**What the task requires**
Search the records that follow and extract every line containing the string "Selected".

**Material for the task**
<<<<

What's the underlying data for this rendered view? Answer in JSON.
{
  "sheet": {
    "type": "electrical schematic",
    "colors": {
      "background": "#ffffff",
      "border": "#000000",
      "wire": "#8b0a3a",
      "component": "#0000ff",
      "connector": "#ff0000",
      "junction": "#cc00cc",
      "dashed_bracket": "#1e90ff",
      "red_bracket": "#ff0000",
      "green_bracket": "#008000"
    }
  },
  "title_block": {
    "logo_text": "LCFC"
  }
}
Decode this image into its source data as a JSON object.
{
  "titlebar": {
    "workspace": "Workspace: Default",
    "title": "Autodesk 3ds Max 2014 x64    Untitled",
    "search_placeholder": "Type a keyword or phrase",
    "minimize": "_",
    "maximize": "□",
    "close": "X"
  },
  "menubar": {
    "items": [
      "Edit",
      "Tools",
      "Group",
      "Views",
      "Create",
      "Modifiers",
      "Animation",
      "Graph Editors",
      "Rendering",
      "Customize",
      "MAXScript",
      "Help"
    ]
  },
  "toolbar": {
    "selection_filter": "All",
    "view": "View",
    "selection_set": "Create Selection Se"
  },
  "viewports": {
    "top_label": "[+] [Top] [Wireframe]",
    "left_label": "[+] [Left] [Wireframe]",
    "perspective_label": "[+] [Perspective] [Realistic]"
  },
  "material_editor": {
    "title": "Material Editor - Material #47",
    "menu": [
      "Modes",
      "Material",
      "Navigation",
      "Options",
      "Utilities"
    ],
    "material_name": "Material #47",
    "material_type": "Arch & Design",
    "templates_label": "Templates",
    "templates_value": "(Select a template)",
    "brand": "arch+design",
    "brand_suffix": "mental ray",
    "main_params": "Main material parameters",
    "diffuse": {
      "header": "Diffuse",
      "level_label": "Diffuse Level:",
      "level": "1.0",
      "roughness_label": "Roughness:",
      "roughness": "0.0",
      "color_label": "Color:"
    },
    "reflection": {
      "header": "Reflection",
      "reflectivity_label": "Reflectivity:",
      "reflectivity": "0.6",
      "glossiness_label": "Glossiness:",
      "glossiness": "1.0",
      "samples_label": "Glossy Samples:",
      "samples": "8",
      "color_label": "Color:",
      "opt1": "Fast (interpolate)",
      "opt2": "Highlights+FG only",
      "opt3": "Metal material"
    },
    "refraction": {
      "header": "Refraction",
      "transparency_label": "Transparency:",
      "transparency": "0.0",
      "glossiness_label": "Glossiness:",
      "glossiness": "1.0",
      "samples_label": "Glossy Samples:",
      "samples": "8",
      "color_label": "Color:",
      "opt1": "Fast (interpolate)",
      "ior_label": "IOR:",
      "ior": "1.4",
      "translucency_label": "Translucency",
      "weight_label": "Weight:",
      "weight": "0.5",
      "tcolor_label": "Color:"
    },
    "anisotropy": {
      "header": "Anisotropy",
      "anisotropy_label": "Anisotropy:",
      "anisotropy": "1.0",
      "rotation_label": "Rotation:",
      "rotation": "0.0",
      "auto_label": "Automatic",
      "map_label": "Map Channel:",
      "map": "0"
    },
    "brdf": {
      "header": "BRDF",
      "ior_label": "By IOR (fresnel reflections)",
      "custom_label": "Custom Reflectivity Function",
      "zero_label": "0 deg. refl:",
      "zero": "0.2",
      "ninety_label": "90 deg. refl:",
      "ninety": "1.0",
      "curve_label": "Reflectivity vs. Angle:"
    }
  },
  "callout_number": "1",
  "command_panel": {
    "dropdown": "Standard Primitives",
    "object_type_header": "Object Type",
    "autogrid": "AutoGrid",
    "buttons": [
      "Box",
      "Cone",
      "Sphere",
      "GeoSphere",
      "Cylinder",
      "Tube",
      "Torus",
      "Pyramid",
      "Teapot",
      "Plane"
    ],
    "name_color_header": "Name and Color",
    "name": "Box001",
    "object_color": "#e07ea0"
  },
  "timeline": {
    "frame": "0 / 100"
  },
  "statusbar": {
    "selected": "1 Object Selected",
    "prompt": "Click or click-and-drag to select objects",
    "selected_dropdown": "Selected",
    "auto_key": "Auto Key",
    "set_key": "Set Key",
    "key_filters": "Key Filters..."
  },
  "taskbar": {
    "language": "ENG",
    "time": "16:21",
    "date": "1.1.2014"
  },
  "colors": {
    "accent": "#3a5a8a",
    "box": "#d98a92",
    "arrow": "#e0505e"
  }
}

>>>>

**Result for this task**
    "selected": "1 Object Selected",
    "selected_dropdown": "Selected",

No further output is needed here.